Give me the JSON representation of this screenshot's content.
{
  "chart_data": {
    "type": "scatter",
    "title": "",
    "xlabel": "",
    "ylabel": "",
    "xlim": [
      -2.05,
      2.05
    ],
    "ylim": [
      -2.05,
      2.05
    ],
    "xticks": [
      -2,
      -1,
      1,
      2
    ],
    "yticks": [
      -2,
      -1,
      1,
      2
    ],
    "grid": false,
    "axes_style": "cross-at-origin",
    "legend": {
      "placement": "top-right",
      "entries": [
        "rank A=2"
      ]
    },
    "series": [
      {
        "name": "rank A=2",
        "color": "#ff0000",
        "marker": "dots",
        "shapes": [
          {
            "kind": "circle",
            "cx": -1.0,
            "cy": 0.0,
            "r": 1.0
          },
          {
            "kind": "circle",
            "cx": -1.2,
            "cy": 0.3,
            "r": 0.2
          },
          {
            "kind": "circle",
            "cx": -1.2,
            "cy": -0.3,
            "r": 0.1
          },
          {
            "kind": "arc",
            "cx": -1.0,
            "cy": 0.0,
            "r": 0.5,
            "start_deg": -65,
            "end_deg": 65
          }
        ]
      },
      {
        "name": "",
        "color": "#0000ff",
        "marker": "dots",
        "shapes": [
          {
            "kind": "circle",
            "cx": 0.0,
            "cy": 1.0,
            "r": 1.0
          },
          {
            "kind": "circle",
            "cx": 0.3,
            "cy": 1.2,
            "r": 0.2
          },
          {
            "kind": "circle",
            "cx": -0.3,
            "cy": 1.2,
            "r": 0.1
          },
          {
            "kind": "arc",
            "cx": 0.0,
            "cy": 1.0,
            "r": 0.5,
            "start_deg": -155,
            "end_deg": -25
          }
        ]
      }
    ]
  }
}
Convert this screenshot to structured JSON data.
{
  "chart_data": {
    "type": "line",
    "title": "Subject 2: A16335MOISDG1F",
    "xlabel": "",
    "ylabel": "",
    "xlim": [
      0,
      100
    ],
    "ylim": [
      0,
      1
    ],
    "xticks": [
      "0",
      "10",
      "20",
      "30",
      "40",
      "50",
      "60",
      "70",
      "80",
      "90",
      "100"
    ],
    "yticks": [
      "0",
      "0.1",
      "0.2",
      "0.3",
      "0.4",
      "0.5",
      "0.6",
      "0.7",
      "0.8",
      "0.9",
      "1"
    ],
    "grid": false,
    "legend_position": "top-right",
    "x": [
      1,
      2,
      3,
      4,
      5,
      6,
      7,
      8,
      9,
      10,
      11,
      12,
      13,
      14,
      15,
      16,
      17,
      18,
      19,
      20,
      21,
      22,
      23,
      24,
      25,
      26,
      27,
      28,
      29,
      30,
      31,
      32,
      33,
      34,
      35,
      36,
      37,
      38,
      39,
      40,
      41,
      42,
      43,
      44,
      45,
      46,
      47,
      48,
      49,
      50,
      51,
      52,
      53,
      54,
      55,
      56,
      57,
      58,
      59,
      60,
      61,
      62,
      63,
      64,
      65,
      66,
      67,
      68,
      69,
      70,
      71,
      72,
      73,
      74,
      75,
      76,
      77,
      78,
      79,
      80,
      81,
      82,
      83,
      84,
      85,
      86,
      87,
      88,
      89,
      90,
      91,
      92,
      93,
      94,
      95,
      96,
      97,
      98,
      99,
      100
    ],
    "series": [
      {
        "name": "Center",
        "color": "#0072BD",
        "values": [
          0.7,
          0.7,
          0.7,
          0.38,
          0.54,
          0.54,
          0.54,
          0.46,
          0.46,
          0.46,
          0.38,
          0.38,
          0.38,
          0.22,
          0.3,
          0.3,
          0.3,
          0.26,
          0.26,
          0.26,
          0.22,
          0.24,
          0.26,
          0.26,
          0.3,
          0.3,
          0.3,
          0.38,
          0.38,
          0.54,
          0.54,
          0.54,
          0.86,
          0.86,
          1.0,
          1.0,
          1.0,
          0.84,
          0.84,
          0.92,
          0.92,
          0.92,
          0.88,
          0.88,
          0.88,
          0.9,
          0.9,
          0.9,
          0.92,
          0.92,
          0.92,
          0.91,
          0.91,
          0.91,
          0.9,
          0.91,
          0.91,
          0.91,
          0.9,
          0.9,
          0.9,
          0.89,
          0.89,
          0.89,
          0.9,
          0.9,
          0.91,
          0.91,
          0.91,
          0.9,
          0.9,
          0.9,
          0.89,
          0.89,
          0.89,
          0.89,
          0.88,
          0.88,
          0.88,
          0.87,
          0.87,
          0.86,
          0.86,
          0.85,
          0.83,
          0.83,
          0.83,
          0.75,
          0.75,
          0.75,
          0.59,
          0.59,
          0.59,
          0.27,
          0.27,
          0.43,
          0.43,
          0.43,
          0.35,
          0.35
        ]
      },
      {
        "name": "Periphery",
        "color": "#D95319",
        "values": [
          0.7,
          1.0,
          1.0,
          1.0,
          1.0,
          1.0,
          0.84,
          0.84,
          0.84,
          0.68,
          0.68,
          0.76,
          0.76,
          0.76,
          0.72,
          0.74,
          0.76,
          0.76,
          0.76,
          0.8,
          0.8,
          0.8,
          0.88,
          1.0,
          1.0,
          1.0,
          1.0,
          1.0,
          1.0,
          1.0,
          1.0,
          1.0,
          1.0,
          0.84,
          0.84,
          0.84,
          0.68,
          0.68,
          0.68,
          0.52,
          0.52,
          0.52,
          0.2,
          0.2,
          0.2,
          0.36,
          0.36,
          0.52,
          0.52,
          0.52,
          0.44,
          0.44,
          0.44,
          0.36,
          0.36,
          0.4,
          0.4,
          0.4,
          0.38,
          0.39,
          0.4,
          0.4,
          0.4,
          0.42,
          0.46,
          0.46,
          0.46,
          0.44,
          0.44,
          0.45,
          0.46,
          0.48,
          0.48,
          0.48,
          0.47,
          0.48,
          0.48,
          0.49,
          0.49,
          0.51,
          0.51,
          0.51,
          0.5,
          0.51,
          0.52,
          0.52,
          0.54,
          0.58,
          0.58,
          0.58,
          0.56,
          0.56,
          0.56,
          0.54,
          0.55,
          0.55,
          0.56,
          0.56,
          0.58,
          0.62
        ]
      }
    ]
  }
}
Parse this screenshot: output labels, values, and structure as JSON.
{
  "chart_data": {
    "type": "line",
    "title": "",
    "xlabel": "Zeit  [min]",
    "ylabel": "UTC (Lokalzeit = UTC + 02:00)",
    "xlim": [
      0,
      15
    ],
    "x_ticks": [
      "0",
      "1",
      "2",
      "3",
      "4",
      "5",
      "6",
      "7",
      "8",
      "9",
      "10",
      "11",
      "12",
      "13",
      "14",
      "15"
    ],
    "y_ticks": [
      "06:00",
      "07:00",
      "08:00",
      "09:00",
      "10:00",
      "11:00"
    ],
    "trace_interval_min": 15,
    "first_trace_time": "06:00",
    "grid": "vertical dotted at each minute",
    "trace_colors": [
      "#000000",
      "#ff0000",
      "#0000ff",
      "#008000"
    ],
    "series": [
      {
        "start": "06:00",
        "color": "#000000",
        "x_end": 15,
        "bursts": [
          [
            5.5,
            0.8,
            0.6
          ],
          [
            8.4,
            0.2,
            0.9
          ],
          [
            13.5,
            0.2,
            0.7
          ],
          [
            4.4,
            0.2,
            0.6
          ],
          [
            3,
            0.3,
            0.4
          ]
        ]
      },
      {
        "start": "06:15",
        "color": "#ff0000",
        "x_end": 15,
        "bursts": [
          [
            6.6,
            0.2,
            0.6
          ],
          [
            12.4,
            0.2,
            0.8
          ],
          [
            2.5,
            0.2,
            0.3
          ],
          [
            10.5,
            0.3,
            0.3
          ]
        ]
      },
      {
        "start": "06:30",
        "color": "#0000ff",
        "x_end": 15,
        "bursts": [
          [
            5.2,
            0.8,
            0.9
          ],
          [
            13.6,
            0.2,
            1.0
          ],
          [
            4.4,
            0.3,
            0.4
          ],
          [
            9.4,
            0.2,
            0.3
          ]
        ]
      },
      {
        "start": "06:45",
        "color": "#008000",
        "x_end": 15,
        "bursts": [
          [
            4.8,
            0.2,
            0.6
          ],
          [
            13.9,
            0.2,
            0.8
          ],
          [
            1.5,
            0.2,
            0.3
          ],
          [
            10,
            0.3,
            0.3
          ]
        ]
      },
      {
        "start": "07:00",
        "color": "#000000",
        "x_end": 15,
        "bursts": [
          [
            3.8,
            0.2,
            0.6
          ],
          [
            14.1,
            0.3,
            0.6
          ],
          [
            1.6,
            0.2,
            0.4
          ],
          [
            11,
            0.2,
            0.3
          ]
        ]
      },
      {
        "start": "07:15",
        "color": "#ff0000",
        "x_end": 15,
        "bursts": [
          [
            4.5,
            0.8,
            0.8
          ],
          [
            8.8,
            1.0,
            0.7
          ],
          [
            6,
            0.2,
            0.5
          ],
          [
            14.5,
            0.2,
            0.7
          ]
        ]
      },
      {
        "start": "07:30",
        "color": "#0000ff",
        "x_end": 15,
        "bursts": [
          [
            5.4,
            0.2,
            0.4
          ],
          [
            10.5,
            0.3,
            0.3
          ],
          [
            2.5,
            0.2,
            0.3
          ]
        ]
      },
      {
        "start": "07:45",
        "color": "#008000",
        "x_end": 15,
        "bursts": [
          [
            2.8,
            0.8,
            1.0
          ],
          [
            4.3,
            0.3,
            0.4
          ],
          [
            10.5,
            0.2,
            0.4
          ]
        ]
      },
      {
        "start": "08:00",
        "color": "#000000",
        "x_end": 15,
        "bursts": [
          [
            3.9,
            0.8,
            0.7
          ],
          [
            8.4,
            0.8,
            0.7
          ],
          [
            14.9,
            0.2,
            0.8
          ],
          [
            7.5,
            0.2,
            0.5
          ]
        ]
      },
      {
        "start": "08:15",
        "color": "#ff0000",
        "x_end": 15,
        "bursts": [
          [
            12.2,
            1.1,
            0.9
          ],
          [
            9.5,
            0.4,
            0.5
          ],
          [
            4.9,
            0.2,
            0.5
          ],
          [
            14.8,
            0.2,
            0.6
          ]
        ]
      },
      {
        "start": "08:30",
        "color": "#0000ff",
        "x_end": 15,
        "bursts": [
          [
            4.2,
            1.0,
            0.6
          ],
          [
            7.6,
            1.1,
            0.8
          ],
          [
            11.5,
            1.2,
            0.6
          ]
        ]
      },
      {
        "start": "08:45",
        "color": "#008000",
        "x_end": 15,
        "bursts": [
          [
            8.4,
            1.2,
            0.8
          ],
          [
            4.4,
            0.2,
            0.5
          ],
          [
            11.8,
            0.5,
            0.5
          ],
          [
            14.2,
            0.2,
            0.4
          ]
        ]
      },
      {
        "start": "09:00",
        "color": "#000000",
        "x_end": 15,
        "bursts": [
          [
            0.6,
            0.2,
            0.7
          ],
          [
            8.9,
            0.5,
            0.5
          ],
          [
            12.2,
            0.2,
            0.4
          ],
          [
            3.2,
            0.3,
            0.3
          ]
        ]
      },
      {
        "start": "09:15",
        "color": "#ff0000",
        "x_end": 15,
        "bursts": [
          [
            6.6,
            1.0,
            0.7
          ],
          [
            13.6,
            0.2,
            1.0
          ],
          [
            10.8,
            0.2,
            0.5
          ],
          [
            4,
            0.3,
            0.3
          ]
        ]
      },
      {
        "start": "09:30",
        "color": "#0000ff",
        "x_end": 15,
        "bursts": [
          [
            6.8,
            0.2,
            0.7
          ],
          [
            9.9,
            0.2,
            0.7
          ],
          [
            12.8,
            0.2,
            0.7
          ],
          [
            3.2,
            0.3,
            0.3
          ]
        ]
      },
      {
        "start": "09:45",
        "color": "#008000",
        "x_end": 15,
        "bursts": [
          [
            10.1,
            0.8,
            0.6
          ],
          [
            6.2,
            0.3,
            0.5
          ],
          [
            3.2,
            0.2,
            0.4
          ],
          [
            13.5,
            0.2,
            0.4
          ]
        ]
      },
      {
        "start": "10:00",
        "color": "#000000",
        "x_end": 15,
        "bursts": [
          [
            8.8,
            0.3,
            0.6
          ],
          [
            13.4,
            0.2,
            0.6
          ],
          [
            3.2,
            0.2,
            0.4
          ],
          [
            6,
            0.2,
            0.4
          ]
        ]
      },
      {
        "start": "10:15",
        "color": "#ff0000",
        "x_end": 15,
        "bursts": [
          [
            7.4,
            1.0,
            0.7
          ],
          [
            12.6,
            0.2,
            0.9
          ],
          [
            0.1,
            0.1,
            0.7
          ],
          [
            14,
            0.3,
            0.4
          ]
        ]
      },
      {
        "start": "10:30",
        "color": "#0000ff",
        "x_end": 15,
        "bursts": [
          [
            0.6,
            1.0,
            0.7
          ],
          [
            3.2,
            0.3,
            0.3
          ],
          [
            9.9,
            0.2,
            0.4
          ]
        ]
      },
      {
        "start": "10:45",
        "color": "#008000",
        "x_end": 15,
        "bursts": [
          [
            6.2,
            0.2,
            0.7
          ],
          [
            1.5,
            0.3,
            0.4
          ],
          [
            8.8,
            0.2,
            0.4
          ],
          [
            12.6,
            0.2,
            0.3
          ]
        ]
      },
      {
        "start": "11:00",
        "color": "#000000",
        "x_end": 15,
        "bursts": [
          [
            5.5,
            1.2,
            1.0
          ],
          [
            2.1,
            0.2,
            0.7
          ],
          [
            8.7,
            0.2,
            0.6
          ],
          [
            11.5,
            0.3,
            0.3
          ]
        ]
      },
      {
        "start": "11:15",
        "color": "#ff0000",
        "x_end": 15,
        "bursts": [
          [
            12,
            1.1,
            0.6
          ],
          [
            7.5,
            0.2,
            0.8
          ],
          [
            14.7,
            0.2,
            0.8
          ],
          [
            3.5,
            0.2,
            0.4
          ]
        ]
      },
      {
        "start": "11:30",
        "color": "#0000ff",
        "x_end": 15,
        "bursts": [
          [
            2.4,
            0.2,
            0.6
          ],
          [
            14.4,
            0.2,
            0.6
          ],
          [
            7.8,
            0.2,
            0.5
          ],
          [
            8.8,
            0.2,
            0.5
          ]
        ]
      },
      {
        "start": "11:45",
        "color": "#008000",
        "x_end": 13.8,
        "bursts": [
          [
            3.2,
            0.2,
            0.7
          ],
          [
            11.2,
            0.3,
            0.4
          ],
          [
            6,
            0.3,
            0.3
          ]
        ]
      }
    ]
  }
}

_ _ _ _

Out of the preceding entries, pull every line containing the string "JSON".

Give me the JSON representation of this screenshot's content.
Convert this screenshot to structured JSON data.
Parse this screenshot: output labels, values, and structure as JSON.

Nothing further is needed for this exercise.